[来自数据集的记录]

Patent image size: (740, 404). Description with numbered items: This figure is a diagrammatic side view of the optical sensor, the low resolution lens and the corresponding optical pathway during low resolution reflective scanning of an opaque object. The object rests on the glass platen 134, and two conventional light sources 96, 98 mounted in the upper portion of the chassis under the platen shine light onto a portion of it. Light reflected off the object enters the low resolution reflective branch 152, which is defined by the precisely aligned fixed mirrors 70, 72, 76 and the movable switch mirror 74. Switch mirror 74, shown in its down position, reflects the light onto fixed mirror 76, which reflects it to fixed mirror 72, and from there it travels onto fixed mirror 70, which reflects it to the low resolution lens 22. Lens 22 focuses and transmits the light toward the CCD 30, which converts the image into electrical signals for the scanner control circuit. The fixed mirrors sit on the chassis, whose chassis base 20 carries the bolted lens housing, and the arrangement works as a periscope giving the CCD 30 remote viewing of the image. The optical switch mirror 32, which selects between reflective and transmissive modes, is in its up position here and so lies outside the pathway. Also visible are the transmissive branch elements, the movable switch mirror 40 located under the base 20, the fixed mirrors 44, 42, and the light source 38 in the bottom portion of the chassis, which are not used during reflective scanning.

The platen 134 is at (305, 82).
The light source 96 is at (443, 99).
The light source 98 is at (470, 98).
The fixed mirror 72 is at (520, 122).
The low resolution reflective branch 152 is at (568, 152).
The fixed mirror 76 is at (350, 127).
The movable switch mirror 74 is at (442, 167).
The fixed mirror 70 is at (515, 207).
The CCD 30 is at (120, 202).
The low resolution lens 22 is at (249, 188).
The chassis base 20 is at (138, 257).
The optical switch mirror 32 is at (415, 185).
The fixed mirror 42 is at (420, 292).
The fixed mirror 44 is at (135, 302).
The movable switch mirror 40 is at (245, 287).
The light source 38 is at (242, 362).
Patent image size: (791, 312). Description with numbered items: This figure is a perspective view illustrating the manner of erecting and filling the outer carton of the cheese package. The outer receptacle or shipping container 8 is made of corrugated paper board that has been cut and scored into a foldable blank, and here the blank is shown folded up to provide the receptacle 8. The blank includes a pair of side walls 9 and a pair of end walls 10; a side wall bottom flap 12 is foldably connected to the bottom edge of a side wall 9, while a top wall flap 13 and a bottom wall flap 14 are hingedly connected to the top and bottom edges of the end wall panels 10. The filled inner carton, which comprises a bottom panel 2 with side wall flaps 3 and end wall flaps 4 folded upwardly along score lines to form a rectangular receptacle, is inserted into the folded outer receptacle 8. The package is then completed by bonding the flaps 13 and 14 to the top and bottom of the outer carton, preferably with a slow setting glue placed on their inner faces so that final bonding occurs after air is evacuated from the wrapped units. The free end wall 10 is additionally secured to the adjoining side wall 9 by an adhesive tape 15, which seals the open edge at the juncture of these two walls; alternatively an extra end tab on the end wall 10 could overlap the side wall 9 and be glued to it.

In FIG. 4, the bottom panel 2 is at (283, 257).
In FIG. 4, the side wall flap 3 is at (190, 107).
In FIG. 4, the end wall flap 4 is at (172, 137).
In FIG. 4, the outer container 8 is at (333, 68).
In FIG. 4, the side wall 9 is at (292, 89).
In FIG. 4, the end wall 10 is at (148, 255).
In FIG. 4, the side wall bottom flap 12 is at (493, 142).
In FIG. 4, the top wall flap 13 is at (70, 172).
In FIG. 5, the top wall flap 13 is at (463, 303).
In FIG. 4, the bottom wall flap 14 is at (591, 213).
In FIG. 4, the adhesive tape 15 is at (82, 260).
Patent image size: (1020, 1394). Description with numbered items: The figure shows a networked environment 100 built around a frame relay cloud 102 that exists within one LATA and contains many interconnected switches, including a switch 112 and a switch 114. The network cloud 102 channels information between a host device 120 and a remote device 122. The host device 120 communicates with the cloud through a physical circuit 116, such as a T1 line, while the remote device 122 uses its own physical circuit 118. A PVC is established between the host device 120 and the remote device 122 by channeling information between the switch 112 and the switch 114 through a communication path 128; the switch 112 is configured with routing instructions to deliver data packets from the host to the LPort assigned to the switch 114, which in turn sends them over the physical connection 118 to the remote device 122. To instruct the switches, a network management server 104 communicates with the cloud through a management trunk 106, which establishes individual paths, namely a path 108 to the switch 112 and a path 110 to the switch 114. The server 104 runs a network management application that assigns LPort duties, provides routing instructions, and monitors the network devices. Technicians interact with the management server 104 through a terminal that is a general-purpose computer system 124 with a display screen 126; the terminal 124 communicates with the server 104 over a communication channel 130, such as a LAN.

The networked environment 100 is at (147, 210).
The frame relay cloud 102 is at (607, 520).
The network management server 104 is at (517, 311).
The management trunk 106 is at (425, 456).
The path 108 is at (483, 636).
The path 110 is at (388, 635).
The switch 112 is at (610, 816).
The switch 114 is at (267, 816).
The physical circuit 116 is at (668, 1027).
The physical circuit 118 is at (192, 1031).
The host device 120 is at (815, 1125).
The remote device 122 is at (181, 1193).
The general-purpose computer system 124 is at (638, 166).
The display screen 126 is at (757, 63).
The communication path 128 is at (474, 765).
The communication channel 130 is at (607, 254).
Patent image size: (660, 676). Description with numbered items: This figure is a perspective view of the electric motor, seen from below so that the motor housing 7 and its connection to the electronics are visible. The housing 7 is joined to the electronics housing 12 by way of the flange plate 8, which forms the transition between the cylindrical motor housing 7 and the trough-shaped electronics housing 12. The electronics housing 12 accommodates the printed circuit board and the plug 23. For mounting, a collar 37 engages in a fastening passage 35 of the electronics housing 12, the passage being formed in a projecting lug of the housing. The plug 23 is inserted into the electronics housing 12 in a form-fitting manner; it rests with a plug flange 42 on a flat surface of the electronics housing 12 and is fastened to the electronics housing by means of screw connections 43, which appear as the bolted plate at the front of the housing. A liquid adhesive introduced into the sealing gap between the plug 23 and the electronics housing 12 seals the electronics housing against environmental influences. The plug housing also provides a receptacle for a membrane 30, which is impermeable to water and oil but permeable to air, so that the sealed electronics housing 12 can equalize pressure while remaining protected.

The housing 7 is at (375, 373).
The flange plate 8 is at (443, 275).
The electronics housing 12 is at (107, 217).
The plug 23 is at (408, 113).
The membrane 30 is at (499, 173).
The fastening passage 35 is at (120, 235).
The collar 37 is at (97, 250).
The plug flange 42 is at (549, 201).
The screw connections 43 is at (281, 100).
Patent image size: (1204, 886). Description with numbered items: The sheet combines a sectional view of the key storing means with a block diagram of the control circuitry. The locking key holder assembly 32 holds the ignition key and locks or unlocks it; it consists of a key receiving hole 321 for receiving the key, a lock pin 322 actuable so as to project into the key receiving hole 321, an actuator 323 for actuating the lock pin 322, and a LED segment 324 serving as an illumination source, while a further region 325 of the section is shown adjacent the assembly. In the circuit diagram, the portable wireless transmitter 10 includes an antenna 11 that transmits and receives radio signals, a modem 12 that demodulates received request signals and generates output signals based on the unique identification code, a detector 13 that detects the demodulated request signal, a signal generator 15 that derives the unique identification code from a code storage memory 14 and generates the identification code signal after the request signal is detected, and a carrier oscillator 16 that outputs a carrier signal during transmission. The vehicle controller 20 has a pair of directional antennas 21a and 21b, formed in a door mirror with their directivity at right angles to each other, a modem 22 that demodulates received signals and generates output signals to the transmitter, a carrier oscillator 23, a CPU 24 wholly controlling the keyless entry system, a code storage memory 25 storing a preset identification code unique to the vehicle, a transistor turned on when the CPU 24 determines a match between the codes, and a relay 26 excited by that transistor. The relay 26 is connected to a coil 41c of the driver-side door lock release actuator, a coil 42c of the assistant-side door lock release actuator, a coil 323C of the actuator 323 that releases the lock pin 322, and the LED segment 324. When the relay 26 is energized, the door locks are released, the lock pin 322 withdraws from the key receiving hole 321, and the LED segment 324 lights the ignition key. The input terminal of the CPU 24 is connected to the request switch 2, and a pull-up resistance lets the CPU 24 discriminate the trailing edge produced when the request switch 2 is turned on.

待解决问题: 把从含有“Patent image size: (791, 312).”的那一行起、到含有“In FIG. 4, the bottom panel”的那一行止的这几行原样重复一遍，首尾两行都算在内。

结果:
Patent image size: (791, 312). Description with numbered items: This figure is a perspective view illustrating the manner of erecting and filling the outer carton of the cheese package. The outer receptacle or shipping container 8 is made of corrugated paper board that has been cut and scored into a foldable blank, and here the blank is shown folded up to provide the receptacle 8. The blank includes a pair of side walls 9 and a pair of end walls 10; a side wall bottom flap 12 is foldably connected to the bottom edge of a side wall 9, while a top wall flap 13 and a bottom wall flap 14 are hingedly connected to the top and bottom edges of the end wall panels 10. The filled inner carton, which comprises a bottom panel 2 with side wall flaps 3 and end wall flaps 4 folded upwardly along score lines to form a rectangular receptacle, is inserted into the folded outer receptacle 8. The package is then completed by bonding the flaps 13 and 14 to the top and bottom of the outer carton, preferably with a slow setting glue placed on their inner faces so that final bonding occurs after air is evacuated from the wrapped units. The free end wall 10 is additionally secured to the adjoining side wall 9 by an adhesive tape 15, which seals the open edge at the juncture of these two walls; alternatively an extra end tab on the end wall 10 could overlap the side wall 9 and be glued to it.

In FIG. 4, the bottom panel 2 is at (283, 257).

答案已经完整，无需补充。